→ Exercise aim:
Could you update the entries from the line containing "44, 339, 58]" down through the line containing "259, 391, 272]" so that "Polygon shape" becomes "Polygon", with everything else unchanged, and return only those lines?

+++

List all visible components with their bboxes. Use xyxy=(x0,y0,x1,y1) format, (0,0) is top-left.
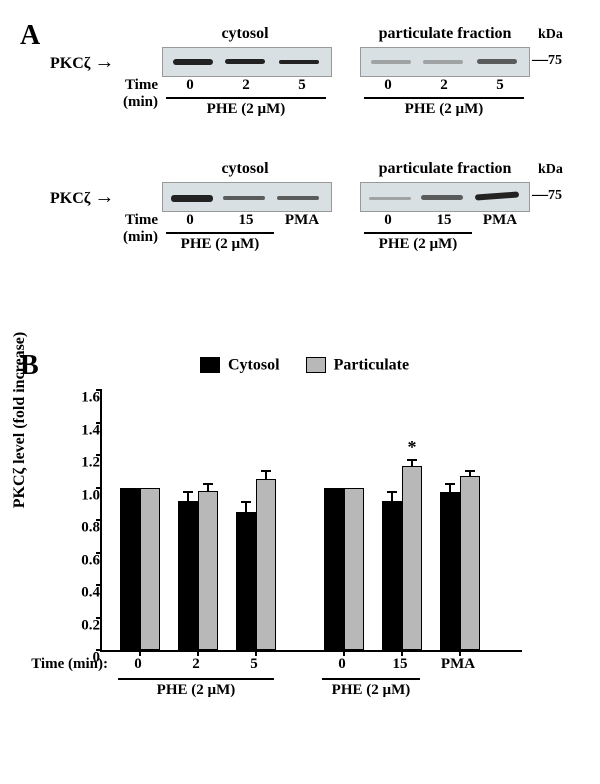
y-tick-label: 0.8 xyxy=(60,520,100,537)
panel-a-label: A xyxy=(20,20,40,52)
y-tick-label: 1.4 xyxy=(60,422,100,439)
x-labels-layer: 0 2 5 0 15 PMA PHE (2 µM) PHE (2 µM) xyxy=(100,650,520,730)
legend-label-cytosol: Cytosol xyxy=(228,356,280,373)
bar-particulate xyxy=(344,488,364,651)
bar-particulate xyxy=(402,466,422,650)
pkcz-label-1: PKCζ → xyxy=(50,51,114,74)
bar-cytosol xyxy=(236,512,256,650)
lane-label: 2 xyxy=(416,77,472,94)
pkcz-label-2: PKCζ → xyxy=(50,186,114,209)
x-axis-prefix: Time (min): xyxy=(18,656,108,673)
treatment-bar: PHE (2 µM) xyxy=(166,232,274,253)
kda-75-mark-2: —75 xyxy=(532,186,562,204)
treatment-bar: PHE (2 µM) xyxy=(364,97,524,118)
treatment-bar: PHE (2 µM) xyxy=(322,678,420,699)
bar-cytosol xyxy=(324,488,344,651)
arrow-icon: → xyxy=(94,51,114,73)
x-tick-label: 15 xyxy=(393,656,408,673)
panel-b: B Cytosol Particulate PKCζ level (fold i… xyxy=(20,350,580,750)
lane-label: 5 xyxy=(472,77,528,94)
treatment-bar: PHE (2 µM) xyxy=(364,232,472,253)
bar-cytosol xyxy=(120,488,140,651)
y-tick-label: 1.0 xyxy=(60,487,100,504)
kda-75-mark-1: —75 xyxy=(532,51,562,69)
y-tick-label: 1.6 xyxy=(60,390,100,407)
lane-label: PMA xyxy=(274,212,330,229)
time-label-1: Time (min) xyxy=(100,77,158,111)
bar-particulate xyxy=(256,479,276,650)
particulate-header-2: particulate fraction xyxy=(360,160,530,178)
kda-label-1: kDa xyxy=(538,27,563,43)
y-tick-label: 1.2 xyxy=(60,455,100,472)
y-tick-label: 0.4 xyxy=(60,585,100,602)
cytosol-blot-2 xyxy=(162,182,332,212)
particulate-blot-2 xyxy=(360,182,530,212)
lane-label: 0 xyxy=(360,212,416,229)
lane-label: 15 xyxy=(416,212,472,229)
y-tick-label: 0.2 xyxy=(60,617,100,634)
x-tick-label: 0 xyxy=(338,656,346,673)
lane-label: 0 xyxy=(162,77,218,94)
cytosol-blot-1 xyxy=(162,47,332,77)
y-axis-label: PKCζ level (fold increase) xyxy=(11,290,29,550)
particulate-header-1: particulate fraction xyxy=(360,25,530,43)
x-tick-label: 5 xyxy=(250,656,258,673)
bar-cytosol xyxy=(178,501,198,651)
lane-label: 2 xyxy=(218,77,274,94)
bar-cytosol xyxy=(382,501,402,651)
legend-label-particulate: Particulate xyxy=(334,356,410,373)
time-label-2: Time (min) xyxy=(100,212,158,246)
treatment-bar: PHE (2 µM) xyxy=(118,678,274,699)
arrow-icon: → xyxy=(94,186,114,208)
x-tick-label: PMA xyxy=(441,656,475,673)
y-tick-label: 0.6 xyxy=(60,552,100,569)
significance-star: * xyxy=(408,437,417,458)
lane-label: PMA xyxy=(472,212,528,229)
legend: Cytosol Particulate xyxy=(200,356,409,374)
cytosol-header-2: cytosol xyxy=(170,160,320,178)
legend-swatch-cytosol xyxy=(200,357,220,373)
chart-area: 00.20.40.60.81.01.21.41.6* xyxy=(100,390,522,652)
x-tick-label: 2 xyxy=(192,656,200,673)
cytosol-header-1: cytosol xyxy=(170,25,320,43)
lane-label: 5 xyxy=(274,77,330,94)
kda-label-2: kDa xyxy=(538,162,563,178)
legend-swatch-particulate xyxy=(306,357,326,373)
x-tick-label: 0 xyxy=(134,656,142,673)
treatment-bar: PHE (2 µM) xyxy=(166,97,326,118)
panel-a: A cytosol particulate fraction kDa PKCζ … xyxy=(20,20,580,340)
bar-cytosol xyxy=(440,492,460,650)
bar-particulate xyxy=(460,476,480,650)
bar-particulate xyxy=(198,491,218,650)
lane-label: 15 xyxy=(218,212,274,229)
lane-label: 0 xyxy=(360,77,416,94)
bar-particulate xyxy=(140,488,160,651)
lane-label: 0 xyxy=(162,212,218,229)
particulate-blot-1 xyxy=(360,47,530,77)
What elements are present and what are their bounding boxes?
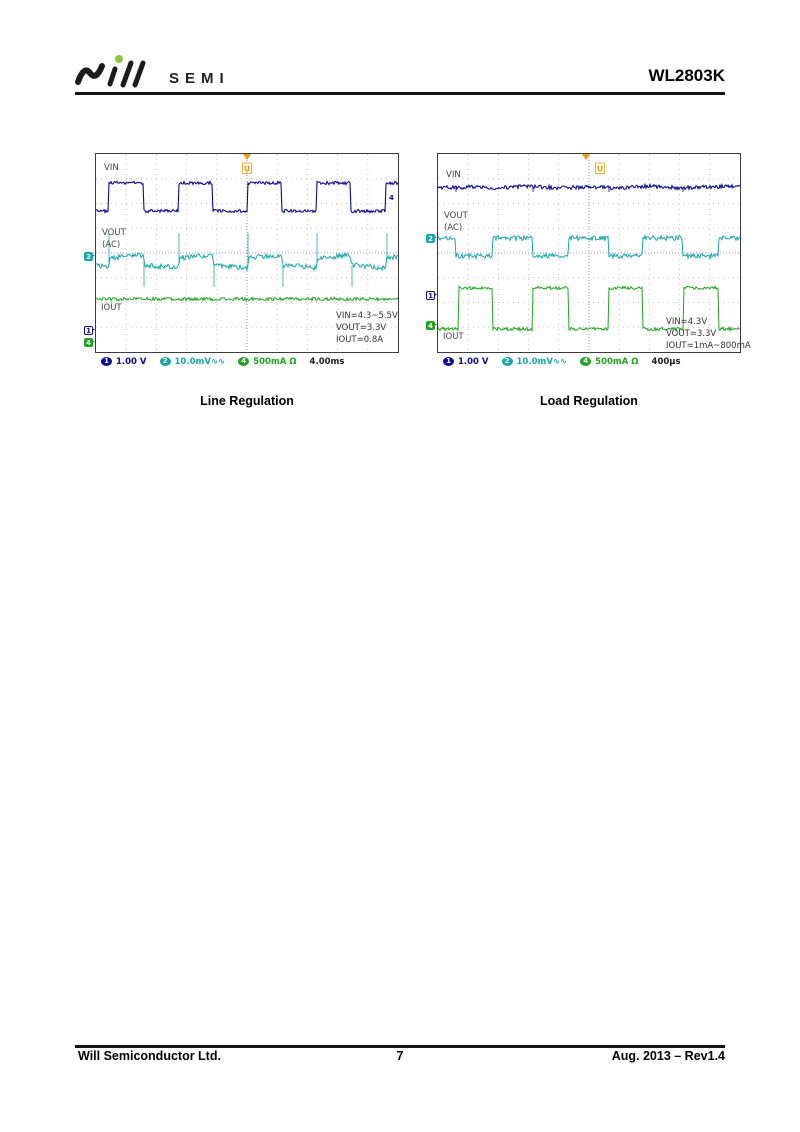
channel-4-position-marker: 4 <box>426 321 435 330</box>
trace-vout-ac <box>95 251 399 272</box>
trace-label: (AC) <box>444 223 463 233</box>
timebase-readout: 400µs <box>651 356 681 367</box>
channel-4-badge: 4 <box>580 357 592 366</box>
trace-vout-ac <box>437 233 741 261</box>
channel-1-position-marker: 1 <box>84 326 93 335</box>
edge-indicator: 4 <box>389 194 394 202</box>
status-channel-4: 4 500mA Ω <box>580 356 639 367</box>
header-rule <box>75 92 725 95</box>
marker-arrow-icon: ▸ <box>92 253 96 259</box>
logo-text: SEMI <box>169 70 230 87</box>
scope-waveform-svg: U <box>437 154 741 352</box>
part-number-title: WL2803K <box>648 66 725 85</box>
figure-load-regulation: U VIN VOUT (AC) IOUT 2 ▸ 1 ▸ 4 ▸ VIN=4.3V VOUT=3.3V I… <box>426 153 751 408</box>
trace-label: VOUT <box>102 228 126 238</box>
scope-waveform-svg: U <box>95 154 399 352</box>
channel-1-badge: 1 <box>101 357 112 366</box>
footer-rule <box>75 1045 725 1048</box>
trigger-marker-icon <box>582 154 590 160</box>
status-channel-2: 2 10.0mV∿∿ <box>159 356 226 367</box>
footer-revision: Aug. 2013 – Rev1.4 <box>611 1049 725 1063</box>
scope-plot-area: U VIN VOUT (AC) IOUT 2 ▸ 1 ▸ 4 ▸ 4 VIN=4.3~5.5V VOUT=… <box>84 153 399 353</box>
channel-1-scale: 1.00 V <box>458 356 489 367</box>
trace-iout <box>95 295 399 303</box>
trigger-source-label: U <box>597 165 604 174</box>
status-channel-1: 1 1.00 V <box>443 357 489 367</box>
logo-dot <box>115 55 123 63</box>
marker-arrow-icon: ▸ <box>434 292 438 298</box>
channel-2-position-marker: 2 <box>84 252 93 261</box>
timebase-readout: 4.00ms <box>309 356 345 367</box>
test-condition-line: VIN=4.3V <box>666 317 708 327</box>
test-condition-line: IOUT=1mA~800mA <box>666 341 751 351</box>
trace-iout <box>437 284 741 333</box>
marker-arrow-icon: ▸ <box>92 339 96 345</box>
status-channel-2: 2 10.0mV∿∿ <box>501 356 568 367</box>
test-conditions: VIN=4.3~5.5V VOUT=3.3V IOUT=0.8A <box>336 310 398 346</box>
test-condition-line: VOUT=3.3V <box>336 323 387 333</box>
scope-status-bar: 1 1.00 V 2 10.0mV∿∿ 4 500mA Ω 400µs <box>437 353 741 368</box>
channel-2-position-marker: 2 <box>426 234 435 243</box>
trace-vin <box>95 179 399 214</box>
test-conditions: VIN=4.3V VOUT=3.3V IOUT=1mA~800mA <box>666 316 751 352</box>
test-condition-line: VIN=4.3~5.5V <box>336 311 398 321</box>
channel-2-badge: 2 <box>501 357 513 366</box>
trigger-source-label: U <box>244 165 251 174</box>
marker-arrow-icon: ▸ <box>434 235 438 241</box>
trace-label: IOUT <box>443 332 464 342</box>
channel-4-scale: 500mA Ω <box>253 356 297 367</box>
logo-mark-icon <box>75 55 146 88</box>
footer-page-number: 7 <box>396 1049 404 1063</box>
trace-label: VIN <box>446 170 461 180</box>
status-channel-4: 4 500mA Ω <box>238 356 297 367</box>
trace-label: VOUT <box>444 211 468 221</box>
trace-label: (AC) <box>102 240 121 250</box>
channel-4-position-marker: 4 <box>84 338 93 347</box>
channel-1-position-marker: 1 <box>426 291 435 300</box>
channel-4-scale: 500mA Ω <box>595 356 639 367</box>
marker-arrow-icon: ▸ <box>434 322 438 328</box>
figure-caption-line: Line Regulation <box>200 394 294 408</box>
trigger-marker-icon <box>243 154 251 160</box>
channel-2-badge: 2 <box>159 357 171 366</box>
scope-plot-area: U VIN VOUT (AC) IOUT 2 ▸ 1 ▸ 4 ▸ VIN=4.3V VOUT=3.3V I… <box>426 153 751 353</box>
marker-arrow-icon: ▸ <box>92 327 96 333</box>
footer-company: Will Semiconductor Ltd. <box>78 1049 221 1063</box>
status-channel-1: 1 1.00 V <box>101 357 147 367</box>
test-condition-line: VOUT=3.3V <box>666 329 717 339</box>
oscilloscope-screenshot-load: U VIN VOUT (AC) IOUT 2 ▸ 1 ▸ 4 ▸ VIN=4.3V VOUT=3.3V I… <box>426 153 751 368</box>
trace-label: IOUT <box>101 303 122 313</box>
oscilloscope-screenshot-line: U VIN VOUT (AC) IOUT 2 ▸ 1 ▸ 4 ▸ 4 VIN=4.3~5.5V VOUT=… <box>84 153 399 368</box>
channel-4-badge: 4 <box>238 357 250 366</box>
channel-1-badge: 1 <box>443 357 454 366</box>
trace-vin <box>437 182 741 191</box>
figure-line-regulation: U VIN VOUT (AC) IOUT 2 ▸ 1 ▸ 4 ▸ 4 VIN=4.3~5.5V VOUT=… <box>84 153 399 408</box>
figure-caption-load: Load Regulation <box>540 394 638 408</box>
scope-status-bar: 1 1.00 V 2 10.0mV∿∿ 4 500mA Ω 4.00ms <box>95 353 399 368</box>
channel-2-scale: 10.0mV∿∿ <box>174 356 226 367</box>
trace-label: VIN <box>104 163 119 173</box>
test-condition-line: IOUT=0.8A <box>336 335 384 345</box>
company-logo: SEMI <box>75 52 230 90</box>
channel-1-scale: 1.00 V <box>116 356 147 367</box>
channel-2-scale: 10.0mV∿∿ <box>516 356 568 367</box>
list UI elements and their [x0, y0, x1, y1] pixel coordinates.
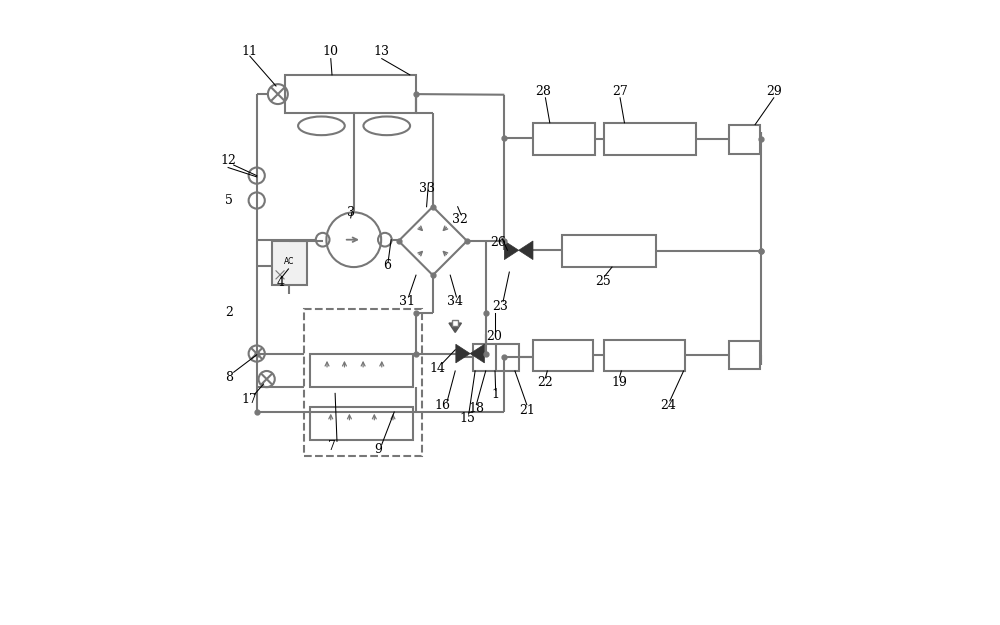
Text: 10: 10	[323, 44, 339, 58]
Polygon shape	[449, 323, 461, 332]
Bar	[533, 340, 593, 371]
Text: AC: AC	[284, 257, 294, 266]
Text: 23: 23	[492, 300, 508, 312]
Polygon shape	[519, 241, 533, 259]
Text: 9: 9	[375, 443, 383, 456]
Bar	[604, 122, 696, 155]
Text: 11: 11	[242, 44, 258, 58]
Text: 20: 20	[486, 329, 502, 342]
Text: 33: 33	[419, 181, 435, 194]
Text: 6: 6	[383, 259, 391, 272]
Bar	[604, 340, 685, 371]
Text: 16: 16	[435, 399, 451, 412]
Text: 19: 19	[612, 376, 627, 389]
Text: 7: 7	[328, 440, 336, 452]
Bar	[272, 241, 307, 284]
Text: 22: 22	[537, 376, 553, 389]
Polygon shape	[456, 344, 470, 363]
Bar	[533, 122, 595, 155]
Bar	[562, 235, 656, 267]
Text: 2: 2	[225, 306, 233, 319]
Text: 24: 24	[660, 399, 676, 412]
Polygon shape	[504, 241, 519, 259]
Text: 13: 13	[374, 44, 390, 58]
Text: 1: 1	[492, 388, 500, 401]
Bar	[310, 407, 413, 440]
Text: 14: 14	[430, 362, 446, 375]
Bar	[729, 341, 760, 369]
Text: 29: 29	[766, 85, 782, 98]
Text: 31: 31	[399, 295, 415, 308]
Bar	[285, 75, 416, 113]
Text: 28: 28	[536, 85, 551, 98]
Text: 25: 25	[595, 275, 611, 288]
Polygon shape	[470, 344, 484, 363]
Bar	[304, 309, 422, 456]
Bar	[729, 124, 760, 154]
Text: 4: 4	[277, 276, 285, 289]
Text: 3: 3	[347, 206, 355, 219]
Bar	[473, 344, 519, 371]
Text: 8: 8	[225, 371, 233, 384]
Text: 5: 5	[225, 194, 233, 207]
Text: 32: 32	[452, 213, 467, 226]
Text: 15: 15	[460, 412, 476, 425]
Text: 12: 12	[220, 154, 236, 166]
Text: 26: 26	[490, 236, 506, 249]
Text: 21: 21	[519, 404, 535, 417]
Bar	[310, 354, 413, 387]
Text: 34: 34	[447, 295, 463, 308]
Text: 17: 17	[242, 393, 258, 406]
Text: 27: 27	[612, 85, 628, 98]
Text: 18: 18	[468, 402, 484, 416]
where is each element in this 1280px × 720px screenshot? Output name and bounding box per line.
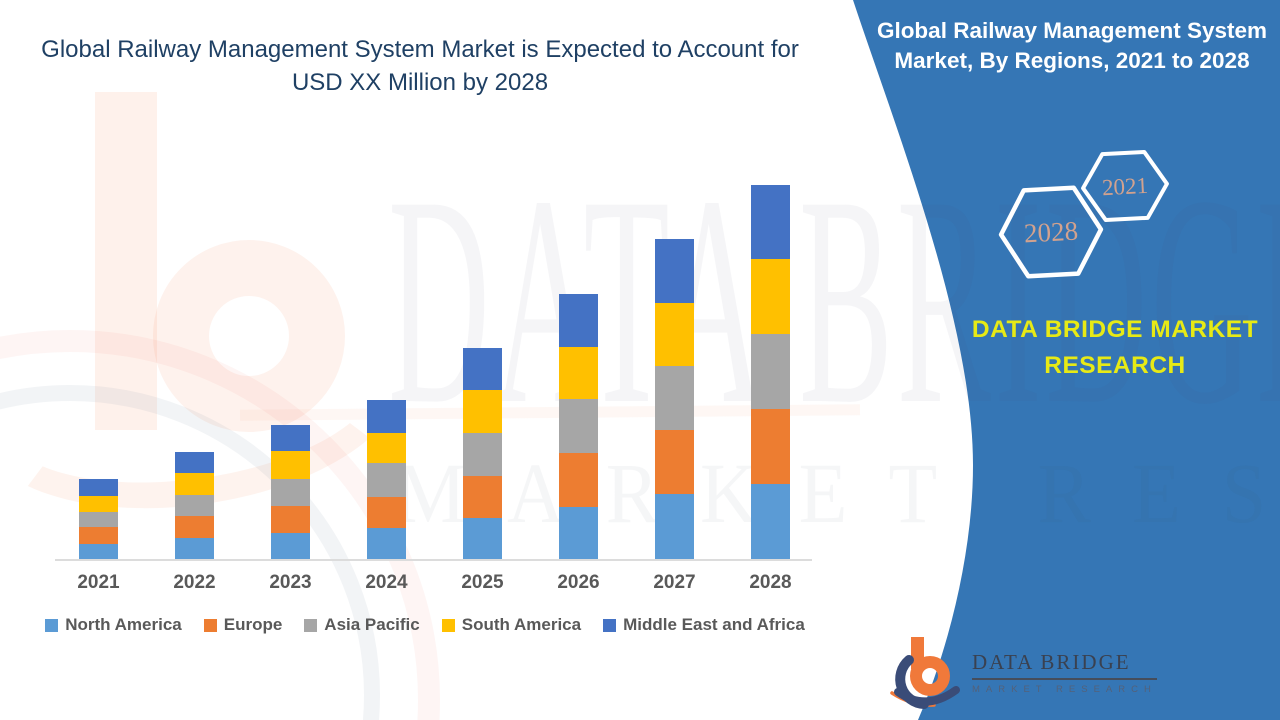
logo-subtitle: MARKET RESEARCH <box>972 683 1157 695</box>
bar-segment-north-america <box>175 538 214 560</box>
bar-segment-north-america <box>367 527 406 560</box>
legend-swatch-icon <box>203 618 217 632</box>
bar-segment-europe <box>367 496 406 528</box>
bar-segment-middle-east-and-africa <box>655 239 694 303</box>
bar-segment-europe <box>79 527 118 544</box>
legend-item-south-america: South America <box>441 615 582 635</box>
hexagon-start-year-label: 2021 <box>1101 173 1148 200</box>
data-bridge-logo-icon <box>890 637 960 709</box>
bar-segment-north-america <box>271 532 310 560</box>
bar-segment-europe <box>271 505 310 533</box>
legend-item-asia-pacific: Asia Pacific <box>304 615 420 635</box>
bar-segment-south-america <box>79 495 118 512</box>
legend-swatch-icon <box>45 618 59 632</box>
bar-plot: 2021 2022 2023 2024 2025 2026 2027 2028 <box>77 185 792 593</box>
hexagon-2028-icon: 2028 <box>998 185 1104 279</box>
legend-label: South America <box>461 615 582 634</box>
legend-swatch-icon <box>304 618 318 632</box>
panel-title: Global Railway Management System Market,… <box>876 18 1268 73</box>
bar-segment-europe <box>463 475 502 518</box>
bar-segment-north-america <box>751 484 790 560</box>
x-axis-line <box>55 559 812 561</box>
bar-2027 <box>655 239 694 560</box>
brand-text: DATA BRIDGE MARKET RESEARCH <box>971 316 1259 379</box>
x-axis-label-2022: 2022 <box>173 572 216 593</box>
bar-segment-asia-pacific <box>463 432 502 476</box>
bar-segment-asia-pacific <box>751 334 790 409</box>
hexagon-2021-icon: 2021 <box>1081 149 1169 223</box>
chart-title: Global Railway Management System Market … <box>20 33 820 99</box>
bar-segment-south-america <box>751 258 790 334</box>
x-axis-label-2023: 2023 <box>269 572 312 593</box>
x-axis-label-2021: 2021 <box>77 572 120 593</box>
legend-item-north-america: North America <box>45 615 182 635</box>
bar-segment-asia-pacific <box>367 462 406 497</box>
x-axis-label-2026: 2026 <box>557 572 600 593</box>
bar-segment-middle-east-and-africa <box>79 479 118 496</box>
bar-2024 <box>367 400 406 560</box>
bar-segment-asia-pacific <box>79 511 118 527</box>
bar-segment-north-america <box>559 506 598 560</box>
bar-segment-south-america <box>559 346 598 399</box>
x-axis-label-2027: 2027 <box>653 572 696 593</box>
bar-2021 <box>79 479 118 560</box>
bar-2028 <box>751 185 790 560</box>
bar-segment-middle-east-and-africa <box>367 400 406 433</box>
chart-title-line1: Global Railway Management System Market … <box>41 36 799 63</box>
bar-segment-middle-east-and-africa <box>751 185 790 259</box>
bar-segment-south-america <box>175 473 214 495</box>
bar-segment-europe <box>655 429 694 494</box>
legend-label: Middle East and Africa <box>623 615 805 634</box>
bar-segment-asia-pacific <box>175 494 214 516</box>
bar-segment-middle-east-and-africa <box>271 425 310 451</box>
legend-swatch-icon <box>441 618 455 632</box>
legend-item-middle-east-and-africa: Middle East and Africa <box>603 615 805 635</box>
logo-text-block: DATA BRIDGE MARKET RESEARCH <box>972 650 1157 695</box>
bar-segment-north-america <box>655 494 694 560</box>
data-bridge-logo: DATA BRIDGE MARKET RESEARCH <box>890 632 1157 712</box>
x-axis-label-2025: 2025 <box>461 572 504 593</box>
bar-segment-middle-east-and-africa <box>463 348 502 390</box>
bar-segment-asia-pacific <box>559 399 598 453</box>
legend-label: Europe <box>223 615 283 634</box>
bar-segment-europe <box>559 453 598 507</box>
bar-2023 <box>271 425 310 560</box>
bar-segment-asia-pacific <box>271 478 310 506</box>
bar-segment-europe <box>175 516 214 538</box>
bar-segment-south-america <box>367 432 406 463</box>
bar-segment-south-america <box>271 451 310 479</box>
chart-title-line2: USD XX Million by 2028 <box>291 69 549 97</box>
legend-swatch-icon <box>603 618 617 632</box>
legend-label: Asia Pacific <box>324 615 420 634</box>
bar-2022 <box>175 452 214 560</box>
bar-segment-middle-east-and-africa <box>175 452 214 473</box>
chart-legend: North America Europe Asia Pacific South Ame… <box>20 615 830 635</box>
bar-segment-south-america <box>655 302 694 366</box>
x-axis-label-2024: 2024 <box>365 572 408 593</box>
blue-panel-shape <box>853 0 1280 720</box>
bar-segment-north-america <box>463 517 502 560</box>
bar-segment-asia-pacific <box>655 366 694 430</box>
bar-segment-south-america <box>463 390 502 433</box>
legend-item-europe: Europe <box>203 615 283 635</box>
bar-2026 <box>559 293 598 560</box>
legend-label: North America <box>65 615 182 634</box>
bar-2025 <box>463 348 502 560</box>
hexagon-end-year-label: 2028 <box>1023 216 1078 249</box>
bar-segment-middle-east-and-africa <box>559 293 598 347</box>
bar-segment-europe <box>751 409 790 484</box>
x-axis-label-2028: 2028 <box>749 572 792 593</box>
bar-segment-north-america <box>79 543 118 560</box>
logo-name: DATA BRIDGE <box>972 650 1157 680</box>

+++

→ Solution to this exercise:
Text: 10: 10	[323, 44, 339, 58]
Polygon	[449, 323, 461, 332]
Bar	[533, 340, 593, 371]
Text: AC: AC	[284, 257, 294, 266]
Text: 23: 23	[492, 300, 508, 312]
Polygon	[519, 241, 533, 259]
Text: 9: 9	[375, 443, 383, 456]
Bar	[604, 122, 696, 155]
Text: 11: 11	[242, 44, 258, 58]
Text: 20: 20	[486, 329, 502, 342]
Text: 33: 33	[419, 181, 435, 194]
Text: 6: 6	[383, 259, 391, 272]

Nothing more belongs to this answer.